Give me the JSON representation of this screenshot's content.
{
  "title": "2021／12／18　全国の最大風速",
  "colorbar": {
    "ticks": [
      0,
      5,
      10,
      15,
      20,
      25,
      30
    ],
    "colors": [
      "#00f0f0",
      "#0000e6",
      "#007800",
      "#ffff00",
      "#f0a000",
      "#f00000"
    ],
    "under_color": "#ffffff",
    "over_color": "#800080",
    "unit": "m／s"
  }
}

§ **Problem to solve**
Return the entries above exactly, each one complete.

§ **Solution for this problem**
Give me the JSON representation of this screenshot's content.
{
  "title": "2021／12／18　全国の最大風速",
  "colorbar": {
    "ticks": [
      0,
      5,
      10,
      15,
      20,
      25,
      30
    ],
    "colors": [
      "#00f0f0",
      "#0000e6",
      "#007800",
      "#ffff00",
      "#f0a000",
      "#f00000"
    ],
    "under_color": "#ffffff",
    "over_color": "#800080",
    "unit": "m／s"
  }
}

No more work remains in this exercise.